[START OF Material]
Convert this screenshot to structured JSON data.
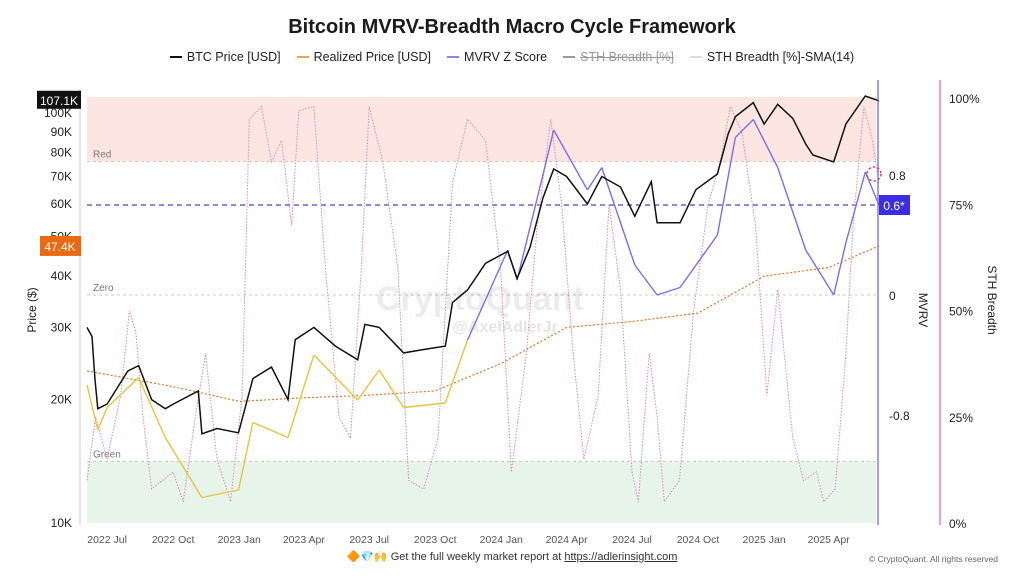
{
  "chart_data": {
    "type": "line",
    "title": "Bitcoin MVRV-Breadth Macro Cycle Framework",
    "legend": [
      {
        "name": "BTC Price [USD]",
        "color": "#111111",
        "style": "solid",
        "enabled": true
      },
      {
        "name": "Realized Price [USD]",
        "color": "#e07a2a",
        "style": "dashed",
        "enabled": true
      },
      {
        "name": "MVRV Z Score",
        "color": "#7b6ee8",
        "style": "solid",
        "enabled": true
      },
      {
        "name": "STH Breadth [%]",
        "color": "#888888",
        "style": "solid",
        "enabled": false
      },
      {
        "name": "STH Breadth [%]-SMA(14)",
        "color": "#d98bb5",
        "style": "dotted",
        "enabled": true
      }
    ],
    "legend_placement": "top",
    "y_left": {
      "label": "Price ($)",
      "scale": "log",
      "range": [
        10000,
        110000
      ],
      "ticks": [
        "10K",
        "20K",
        "30K",
        "40K",
        "50K",
        "60K",
        "70K",
        "80K",
        "90K",
        "100K"
      ],
      "tick_values": [
        10000,
        20000,
        30000,
        40000,
        50000,
        60000,
        70000,
        80000,
        90000,
        100000
      ]
    },
    "y_mvrv": {
      "label": "MVRV",
      "ticks": [
        "0.8",
        "0",
        "-0.8"
      ],
      "tick_values": [
        0.8,
        0,
        -0.8
      ],
      "color": "#6b5ce7"
    },
    "y_breadth": {
      "label": "STH Breadth",
      "ticks": [
        "100%",
        "75%",
        "50%",
        "25%",
        "0%"
      ],
      "tick_values": [
        100,
        75,
        50,
        25,
        0
      ],
      "color": "#e0609a"
    },
    "x": {
      "range": [
        "2022-06-03",
        "2025-06-10"
      ],
      "ticks": [
        "2022 Jul",
        "2022 Oct",
        "2023 Jan",
        "2023 Apr",
        "2023 Jul",
        "2023 Oct",
        "2024 Jan",
        "2024 Apr",
        "2024 Jul",
        "2024 Oct",
        "2025 Jan",
        "2025 Apr"
      ],
      "tick_dates": [
        "2022-07-01",
        "2022-10-01",
        "2023-01-01",
        "2023-04-01",
        "2023-07-01",
        "2023-10-01",
        "2024-01-01",
        "2024-04-01",
        "2024-07-01",
        "2024-10-01",
        "2025-01-01",
        "2025-04-01"
      ]
    },
    "zones": [
      {
        "label": "Red",
        "mvrv_from": 0.89,
        "color": "#fde6e1"
      },
      {
        "label": "Zero",
        "mvrv": 0
      },
      {
        "label": "Green",
        "mvrv_to": -1.11,
        "color": "#e6f4ea"
      }
    ],
    "current_mvrv_line": 0.6,
    "badges": {
      "btc_price": "107.1K",
      "realized_price": "47.4K",
      "mvrv": "0.6*"
    },
    "grid": false,
    "series": {
      "btc_price": [
        [
          "2022-06-03",
          30000
        ],
        [
          "2022-06-10",
          28500
        ],
        [
          "2022-06-14",
          22500
        ],
        [
          "2022-06-18",
          19000
        ],
        [
          "2022-07-01",
          19500
        ],
        [
          "2022-07-30",
          23500
        ],
        [
          "2022-08-14",
          24200
        ],
        [
          "2022-09-01",
          20000
        ],
        [
          "2022-09-20",
          19000
        ],
        [
          "2022-10-01",
          19500
        ],
        [
          "2022-11-05",
          21000
        ],
        [
          "2022-11-10",
          16500
        ],
        [
          "2022-12-01",
          17000
        ],
        [
          "2022-12-31",
          16600
        ],
        [
          "2023-01-20",
          22500
        ],
        [
          "2023-02-15",
          24000
        ],
        [
          "2023-03-10",
          20000
        ],
        [
          "2023-03-20",
          28000
        ],
        [
          "2023-04-15",
          30000
        ],
        [
          "2023-05-15",
          27000
        ],
        [
          "2023-06-15",
          25000
        ],
        [
          "2023-06-25",
          30500
        ],
        [
          "2023-07-15",
          30000
        ],
        [
          "2023-08-18",
          26000
        ],
        [
          "2023-09-15",
          26500
        ],
        [
          "2023-10-15",
          27000
        ],
        [
          "2023-10-25",
          34500
        ],
        [
          "2023-11-15",
          37000
        ],
        [
          "2023-12-10",
          43000
        ],
        [
          "2024-01-10",
          46000
        ],
        [
          "2024-01-23",
          39500
        ],
        [
          "2024-02-10",
          47000
        ],
        [
          "2024-02-28",
          62000
        ],
        [
          "2024-03-14",
          73000
        ],
        [
          "2024-04-01",
          70000
        ],
        [
          "2024-04-30",
          60000
        ],
        [
          "2024-05-20",
          70000
        ],
        [
          "2024-06-15",
          66000
        ],
        [
          "2024-07-05",
          56000
        ],
        [
          "2024-07-28",
          68000
        ],
        [
          "2024-08-05",
          54000
        ],
        [
          "2024-09-06",
          54000
        ],
        [
          "2024-09-28",
          65000
        ],
        [
          "2024-10-28",
          71000
        ],
        [
          "2024-11-12",
          89000
        ],
        [
          "2024-11-22",
          98000
        ],
        [
          "2024-12-17",
          106000
        ],
        [
          "2025-01-01",
          94000
        ],
        [
          "2025-01-20",
          105000
        ],
        [
          "2025-02-10",
          97000
        ],
        [
          "2025-02-28",
          84000
        ],
        [
          "2025-03-10",
          79000
        ],
        [
          "2025-04-08",
          76000
        ],
        [
          "2025-04-25",
          94000
        ],
        [
          "2025-05-22",
          110000
        ],
        [
          "2025-06-10",
          107100
        ]
      ],
      "realized_price": [
        [
          "2022-06-03",
          23500
        ],
        [
          "2022-08-01",
          22500
        ],
        [
          "2022-10-01",
          21500
        ],
        [
          "2023-01-01",
          19800
        ],
        [
          "2023-04-01",
          20200
        ],
        [
          "2023-07-01",
          20500
        ],
        [
          "2023-10-01",
          21000
        ],
        [
          "2024-01-01",
          24500
        ],
        [
          "2024-04-01",
          30000
        ],
        [
          "2024-07-01",
          31000
        ],
        [
          "2024-10-01",
          32500
        ],
        [
          "2025-01-01",
          40000
        ],
        [
          "2025-04-01",
          42000
        ],
        [
          "2025-06-10",
          47400
        ]
      ],
      "mvrv_z": [
        [
          "2022-06-03",
          -0.6
        ],
        [
          "2022-06-18",
          -0.9
        ],
        [
          "2022-07-01",
          -0.75
        ],
        [
          "2022-08-14",
          -0.55
        ],
        [
          "2022-09-20",
          -0.95
        ],
        [
          "2022-11-10",
          -1.35
        ],
        [
          "2022-12-31",
          -1.3
        ],
        [
          "2023-01-20",
          -0.85
        ],
        [
          "2023-03-10",
          -0.95
        ],
        [
          "2023-04-15",
          -0.4
        ],
        [
          "2023-06-15",
          -0.7
        ],
        [
          "2023-07-15",
          -0.5
        ],
        [
          "2023-08-18",
          -0.75
        ],
        [
          "2023-10-15",
          -0.72
        ],
        [
          "2023-11-15",
          -0.3
        ],
        [
          "2024-01-10",
          0.3
        ],
        [
          "2024-01-23",
          0.1
        ],
        [
          "2024-02-28",
          0.8
        ],
        [
          "2024-03-14",
          1.1
        ],
        [
          "2024-04-30",
          0.7
        ],
        [
          "2024-05-20",
          0.85
        ],
        [
          "2024-07-05",
          0.2
        ],
        [
          "2024-08-05",
          0.0
        ],
        [
          "2024-09-06",
          0.05
        ],
        [
          "2024-10-28",
          0.4
        ],
        [
          "2024-11-22",
          1.05
        ],
        [
          "2024-12-17",
          1.17
        ],
        [
          "2025-01-20",
          0.85
        ],
        [
          "2025-02-28",
          0.3
        ],
        [
          "2025-04-08",
          0.0
        ],
        [
          "2025-04-25",
          0.35
        ],
        [
          "2025-05-22",
          0.82
        ],
        [
          "2025-06-10",
          0.6
        ]
      ],
      "sth_breadth_sma14": [
        [
          "2022-06-03",
          10
        ],
        [
          "2022-06-15",
          25
        ],
        [
          "2022-07-01",
          15
        ],
        [
          "2022-07-20",
          30
        ],
        [
          "2022-08-01",
          50
        ],
        [
          "2022-08-10",
          45
        ],
        [
          "2022-08-20",
          25
        ],
        [
          "2022-09-01",
          8
        ],
        [
          "2022-10-01",
          12
        ],
        [
          "2022-10-15",
          5
        ],
        [
          "2022-11-01",
          25
        ],
        [
          "2022-11-15",
          40
        ],
        [
          "2022-12-01",
          15
        ],
        [
          "2022-12-20",
          5
        ],
        [
          "2023-01-05",
          30
        ],
        [
          "2023-01-15",
          95
        ],
        [
          "2023-02-01",
          98
        ],
        [
          "2023-02-15",
          85
        ],
        [
          "2023-03-01",
          90
        ],
        [
          "2023-03-15",
          70
        ],
        [
          "2023-03-25",
          97
        ],
        [
          "2023-04-15",
          98
        ],
        [
          "2023-05-01",
          60
        ],
        [
          "2023-05-20",
          25
        ],
        [
          "2023-06-05",
          20
        ],
        [
          "2023-06-20",
          60
        ],
        [
          "2023-07-01",
          98
        ],
        [
          "2023-07-20",
          85
        ],
        [
          "2023-08-10",
          60
        ],
        [
          "2023-08-25",
          10
        ],
        [
          "2023-09-15",
          8
        ],
        [
          "2023-10-05",
          20
        ],
        [
          "2023-10-25",
          80
        ],
        [
          "2023-11-15",
          95
        ],
        [
          "2023-12-10",
          90
        ],
        [
          "2023-12-31",
          60
        ],
        [
          "2024-01-15",
          12
        ],
        [
          "2024-02-05",
          40
        ],
        [
          "2024-02-20",
          70
        ],
        [
          "2024-03-10",
          95
        ],
        [
          "2024-03-25",
          75
        ],
        [
          "2024-04-10",
          40
        ],
        [
          "2024-04-25",
          15
        ],
        [
          "2024-05-15",
          30
        ],
        [
          "2024-05-30",
          75
        ],
        [
          "2024-06-15",
          55
        ],
        [
          "2024-07-01",
          12
        ],
        [
          "2024-07-10",
          5
        ],
        [
          "2024-07-25",
          40
        ],
        [
          "2024-08-05",
          25
        ],
        [
          "2024-08-15",
          5
        ],
        [
          "2024-09-05",
          10
        ],
        [
          "2024-09-25",
          50
        ],
        [
          "2024-10-15",
          75
        ],
        [
          "2024-11-01",
          85
        ],
        [
          "2024-11-15",
          98
        ],
        [
          "2024-12-01",
          92
        ],
        [
          "2024-12-20",
          70
        ],
        [
          "2025-01-05",
          30
        ],
        [
          "2025-01-20",
          55
        ],
        [
          "2025-02-10",
          20
        ],
        [
          "2025-02-25",
          10
        ],
        [
          "2025-03-15",
          12
        ],
        [
          "2025-03-25",
          5
        ],
        [
          "2025-04-10",
          8
        ],
        [
          "2025-04-25",
          40
        ],
        [
          "2025-05-05",
          70
        ],
        [
          "2025-05-20",
          98
        ],
        [
          "2025-06-01",
          90
        ],
        [
          "2025-06-10",
          80
        ]
      ]
    }
  },
  "watermark": {
    "brand": "CryptoQuant",
    "handle": "@AxelAdlerJr"
  },
  "footer": {
    "emoji": "🔶💎🙌",
    "text": "Get the full weekly market report at ",
    "link": "https://adlerinsight.com"
  },
  "copyright": "© CryptoQuant. All rights reserved"
}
[END OF Material]
* **Exercise aim**: Look through the material above and pick out each line holding the word "label".

* **Response to this task**:
      "label": "Price ($)",
      "label": "MVRV",
      "label": "STH Breadth",
        "label": "Red",
        "label": "Zero",
        "label": "Green",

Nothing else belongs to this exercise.